Description of the task - Using the records below, report how many lines hold "their", with no extra text.

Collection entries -
-=-=-=-=-
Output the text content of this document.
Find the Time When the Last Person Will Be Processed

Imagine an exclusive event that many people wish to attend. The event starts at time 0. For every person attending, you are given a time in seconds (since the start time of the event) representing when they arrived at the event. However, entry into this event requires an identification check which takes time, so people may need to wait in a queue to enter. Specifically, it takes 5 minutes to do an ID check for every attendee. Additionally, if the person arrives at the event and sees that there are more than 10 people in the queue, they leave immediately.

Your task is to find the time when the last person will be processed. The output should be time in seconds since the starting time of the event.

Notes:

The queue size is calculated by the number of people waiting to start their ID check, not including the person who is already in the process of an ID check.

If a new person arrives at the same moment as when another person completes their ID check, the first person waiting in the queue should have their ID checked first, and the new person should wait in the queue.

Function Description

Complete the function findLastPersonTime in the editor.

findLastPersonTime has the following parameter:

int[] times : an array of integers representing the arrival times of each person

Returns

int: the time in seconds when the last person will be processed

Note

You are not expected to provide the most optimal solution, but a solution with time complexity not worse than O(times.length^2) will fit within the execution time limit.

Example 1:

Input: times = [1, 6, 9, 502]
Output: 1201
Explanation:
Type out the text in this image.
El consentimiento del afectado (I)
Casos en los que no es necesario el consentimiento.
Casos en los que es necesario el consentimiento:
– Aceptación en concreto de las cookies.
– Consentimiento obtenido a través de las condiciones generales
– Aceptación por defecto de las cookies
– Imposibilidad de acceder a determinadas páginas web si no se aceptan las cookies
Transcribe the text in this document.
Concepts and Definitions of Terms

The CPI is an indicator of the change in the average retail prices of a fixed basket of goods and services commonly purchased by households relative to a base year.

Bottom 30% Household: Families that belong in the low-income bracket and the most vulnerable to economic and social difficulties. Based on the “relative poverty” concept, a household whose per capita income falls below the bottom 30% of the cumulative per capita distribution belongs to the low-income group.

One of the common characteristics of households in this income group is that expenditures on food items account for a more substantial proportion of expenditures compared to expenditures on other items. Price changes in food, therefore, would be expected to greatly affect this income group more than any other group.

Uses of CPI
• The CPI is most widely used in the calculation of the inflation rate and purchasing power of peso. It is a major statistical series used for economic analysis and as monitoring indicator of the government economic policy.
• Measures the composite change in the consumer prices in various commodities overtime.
-=-=-=-=-
The answer - 2